▶ [Problem to solve]:
Gather up the lines with the word "APPS" in them.
## Begin Recorded data
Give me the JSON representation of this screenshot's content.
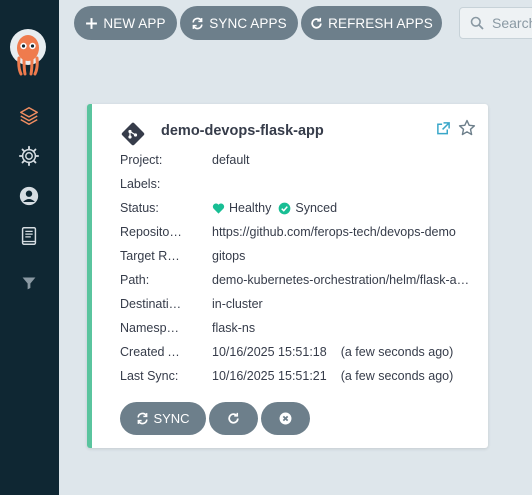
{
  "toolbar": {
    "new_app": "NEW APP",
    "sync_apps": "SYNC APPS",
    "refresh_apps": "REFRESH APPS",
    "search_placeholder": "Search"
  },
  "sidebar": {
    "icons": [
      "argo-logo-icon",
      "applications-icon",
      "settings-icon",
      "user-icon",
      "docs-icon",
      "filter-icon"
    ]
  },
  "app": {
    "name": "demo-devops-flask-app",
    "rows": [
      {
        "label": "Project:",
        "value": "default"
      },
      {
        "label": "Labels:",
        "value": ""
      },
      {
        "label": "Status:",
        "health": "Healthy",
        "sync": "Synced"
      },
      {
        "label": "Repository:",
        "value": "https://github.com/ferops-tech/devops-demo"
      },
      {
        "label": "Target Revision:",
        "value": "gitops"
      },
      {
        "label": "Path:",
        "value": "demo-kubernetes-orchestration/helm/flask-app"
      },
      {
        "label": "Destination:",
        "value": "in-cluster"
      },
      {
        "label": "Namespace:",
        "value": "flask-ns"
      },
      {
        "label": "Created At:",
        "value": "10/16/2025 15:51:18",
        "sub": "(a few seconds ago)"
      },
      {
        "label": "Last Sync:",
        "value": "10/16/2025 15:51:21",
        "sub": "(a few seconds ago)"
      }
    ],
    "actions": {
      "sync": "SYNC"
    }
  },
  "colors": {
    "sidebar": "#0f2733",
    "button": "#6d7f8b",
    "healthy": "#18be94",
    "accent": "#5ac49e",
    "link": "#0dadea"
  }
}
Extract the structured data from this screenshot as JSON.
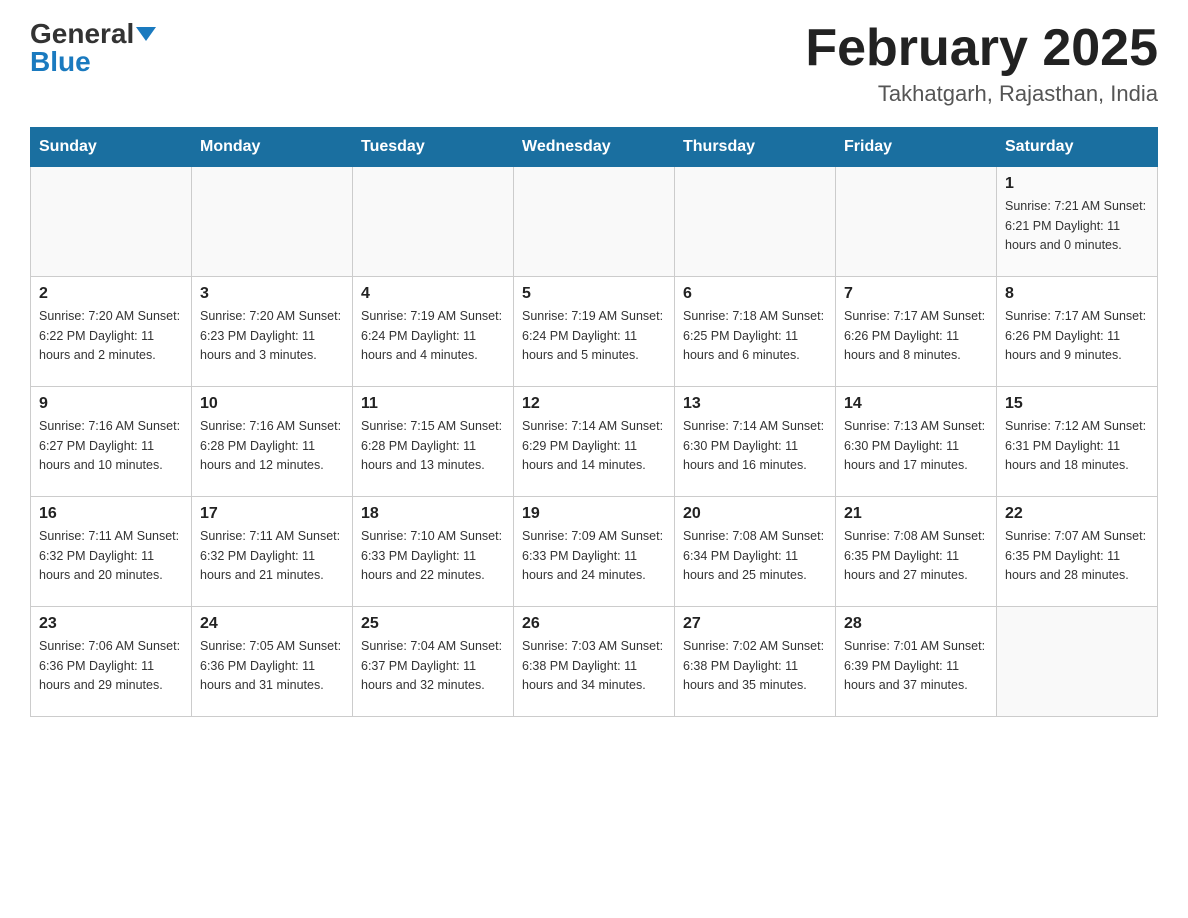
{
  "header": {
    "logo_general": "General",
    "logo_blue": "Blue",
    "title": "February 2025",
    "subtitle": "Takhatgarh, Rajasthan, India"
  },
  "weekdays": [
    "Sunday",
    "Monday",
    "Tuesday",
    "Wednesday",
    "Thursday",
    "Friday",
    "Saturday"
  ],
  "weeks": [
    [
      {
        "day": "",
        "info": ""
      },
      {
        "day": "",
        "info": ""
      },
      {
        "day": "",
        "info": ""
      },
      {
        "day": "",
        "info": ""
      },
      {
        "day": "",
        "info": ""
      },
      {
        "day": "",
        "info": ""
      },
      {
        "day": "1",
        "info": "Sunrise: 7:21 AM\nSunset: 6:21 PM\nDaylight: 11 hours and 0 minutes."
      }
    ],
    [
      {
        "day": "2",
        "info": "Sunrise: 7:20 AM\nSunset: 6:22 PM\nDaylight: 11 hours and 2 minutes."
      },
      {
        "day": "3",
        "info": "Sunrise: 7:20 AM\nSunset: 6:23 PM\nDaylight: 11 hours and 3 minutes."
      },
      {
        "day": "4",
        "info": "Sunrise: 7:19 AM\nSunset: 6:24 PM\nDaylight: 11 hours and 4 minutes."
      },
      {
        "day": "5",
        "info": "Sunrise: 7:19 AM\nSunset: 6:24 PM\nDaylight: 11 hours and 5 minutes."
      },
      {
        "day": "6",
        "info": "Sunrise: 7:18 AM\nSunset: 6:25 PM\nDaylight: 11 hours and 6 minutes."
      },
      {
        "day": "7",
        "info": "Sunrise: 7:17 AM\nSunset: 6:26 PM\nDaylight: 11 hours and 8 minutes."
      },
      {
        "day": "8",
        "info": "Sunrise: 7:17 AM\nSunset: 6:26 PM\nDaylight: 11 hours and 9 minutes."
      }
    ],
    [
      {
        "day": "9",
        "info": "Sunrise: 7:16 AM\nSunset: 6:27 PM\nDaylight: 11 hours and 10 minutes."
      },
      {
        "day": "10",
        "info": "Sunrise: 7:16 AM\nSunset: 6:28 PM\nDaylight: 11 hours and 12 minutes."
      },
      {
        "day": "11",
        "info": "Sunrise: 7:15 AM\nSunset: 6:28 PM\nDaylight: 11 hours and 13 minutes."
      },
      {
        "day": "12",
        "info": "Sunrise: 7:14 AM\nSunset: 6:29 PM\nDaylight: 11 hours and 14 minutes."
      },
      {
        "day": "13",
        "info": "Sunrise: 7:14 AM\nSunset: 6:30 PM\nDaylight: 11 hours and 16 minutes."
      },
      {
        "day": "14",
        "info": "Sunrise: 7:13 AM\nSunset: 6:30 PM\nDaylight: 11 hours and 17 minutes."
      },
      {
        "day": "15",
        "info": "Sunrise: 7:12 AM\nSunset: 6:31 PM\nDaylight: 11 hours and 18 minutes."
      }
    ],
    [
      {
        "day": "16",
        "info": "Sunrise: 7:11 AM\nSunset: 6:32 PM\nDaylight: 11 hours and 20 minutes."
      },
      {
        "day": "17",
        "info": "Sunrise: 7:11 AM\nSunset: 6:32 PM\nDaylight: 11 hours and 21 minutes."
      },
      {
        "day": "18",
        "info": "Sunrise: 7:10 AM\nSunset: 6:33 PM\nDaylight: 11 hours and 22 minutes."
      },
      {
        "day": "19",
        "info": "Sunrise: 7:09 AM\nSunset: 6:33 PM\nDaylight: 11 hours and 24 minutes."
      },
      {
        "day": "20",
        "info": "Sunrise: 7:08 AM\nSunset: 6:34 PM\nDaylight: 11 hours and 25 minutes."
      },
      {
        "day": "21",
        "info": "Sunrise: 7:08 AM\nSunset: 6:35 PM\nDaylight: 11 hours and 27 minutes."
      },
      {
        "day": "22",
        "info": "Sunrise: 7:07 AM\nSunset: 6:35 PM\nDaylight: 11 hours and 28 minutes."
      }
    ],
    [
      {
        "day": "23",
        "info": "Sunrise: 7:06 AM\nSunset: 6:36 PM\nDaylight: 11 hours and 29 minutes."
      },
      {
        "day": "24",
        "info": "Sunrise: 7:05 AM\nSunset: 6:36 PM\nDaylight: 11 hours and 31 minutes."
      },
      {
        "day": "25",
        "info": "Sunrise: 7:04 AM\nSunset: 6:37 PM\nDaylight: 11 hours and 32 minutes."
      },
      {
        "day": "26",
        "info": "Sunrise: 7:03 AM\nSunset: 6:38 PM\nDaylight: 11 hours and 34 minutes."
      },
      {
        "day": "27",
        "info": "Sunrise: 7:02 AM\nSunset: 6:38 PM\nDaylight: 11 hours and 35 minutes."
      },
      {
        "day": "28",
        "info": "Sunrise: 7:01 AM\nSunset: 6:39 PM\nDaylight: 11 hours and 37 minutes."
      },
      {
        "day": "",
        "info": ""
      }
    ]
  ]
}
## End Recorded data
## Begin Recorded data
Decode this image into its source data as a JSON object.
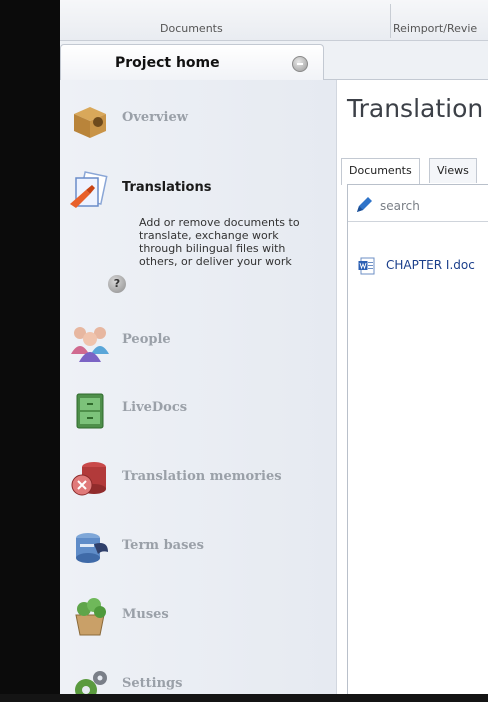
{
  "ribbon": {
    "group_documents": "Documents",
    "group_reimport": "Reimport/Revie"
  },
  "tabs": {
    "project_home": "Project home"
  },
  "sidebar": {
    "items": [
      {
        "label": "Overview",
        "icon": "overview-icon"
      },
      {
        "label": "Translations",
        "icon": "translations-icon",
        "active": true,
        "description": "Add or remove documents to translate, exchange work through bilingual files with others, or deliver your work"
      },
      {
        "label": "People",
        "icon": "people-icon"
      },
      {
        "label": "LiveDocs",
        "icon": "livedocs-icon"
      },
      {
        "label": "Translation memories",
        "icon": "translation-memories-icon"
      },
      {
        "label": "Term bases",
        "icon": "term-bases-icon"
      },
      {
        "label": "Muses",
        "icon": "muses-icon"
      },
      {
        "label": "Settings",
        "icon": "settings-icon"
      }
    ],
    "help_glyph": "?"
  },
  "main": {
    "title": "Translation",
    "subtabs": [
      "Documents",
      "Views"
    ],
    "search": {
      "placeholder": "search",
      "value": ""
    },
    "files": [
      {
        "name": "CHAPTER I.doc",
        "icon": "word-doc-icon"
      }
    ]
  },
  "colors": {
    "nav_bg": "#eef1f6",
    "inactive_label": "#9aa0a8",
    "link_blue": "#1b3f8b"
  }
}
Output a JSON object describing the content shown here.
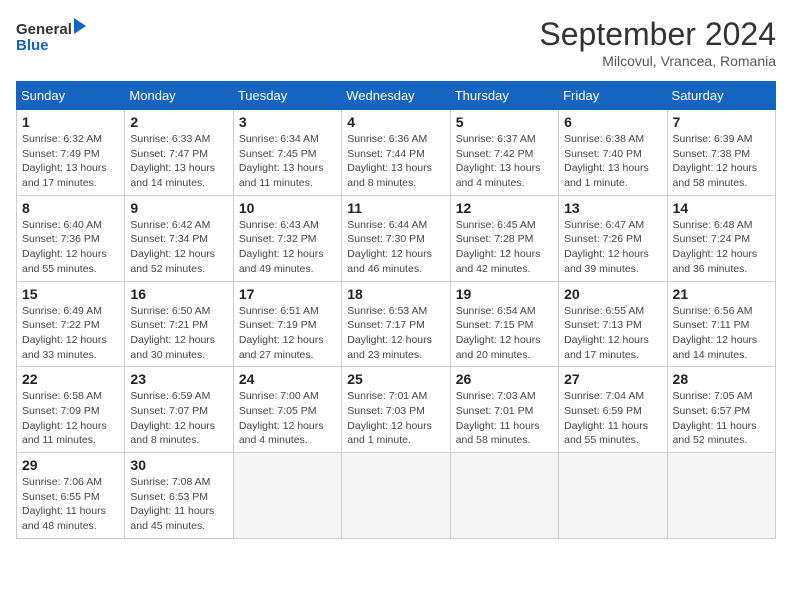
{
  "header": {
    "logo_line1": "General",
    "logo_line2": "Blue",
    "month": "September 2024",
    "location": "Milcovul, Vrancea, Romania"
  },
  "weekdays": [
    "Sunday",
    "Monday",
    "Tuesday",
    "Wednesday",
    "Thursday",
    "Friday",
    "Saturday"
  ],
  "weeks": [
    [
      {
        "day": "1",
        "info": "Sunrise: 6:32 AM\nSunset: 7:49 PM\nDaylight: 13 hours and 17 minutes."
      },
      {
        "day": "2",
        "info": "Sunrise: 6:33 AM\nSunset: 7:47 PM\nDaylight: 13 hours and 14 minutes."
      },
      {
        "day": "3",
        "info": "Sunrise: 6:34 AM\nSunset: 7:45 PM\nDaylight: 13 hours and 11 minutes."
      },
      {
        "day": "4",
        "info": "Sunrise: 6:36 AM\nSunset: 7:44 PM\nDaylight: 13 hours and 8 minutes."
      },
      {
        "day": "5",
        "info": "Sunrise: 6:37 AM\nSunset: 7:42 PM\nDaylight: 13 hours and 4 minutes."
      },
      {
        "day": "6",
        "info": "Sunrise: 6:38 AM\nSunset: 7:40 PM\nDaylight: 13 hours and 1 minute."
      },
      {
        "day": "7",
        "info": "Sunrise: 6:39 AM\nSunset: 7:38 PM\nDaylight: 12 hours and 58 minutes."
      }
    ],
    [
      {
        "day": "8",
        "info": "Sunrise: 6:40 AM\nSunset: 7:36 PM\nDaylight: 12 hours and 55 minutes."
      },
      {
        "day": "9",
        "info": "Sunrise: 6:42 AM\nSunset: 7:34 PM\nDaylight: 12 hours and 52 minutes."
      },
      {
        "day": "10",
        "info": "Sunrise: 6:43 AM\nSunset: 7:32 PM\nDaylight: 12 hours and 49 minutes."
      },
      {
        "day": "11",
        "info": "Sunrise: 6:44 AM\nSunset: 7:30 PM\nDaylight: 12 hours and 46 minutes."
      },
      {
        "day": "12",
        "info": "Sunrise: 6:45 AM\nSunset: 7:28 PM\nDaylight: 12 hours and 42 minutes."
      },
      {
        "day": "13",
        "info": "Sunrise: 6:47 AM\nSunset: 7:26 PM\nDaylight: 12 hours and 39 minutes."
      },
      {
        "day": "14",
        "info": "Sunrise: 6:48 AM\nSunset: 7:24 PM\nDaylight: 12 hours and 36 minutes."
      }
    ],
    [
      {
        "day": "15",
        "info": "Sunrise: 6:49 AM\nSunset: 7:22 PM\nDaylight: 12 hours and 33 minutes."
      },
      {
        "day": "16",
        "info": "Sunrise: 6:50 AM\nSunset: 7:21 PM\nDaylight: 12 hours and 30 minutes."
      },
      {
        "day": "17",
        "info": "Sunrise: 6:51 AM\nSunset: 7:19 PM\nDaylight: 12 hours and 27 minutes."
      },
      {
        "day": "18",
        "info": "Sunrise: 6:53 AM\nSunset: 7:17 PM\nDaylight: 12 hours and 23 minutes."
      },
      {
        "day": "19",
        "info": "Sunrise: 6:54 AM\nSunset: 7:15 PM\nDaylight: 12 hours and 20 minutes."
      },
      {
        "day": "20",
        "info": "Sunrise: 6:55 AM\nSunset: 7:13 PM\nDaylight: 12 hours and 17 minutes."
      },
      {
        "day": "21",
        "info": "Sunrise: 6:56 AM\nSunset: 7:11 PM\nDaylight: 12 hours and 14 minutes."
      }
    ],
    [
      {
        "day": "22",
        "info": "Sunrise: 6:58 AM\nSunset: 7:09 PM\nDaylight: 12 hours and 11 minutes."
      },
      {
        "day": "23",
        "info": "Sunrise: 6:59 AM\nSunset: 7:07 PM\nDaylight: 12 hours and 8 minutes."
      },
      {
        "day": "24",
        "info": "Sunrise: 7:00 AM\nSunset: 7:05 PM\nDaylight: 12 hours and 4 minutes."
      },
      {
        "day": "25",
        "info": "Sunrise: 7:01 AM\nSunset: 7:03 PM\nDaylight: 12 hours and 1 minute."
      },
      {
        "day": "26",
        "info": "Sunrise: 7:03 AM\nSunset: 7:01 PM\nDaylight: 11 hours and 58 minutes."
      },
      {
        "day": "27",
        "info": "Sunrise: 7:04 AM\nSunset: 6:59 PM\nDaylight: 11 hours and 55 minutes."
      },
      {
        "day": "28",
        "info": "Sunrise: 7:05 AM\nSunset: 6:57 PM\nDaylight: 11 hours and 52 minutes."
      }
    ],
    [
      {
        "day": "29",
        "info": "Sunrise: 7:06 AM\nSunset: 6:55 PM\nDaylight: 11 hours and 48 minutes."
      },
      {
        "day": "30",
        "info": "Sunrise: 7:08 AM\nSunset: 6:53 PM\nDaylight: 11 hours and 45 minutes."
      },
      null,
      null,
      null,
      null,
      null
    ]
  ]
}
## End Recorded data
## Begin Recorded data
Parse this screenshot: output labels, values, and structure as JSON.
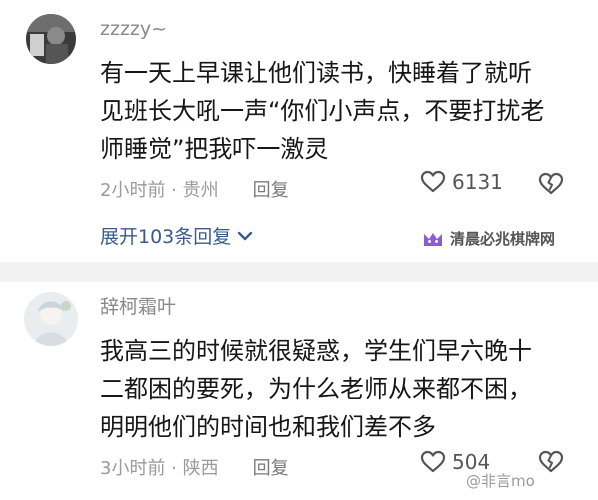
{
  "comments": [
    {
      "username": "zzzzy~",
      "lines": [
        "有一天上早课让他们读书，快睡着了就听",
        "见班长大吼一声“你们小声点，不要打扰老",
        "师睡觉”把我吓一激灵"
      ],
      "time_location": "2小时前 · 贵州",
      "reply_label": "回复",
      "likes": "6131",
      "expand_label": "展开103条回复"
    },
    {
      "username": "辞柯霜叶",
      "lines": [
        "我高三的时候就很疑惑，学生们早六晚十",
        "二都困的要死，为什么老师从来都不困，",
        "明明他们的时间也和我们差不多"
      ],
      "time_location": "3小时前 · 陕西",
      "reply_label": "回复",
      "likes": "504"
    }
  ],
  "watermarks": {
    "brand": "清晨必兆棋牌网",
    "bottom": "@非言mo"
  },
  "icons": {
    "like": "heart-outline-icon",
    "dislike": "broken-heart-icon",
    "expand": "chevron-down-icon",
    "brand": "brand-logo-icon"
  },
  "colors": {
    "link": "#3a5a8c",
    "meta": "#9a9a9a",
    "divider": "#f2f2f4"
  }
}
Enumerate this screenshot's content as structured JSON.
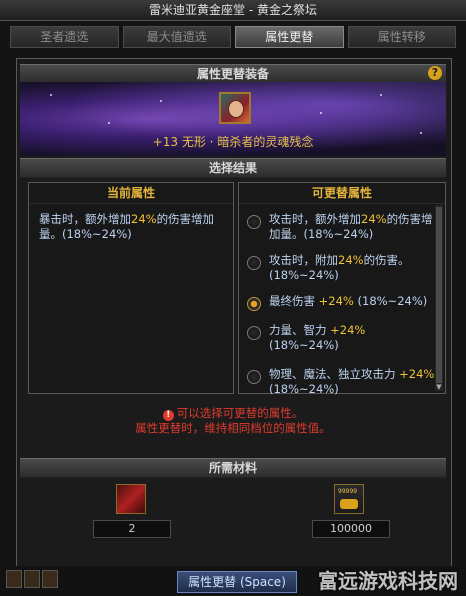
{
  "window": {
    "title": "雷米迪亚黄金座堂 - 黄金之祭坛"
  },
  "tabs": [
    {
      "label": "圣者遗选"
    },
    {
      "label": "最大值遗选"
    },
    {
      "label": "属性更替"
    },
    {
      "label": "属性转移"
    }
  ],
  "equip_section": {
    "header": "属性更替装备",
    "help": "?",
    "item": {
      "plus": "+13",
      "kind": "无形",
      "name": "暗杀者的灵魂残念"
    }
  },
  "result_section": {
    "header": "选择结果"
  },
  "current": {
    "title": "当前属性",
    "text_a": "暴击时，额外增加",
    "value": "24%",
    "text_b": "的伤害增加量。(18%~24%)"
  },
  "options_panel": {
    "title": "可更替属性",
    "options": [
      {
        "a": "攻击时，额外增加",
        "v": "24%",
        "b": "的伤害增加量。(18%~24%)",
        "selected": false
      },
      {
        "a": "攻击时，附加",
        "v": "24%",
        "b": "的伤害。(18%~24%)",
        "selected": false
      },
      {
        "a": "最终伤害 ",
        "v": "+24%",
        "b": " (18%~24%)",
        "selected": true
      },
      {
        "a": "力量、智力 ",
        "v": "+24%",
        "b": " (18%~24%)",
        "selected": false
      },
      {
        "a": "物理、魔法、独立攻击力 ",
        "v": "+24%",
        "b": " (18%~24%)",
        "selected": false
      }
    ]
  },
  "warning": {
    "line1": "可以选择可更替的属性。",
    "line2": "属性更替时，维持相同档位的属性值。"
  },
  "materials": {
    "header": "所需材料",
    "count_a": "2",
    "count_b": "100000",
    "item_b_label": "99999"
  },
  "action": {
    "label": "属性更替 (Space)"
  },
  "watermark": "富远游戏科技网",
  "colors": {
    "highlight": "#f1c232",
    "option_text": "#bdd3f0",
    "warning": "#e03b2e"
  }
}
## End Recorded data
▶ [Correct answer]:
    "sync_apps": "SYNC APPS",
    "refresh_apps": "REFRESH APPS",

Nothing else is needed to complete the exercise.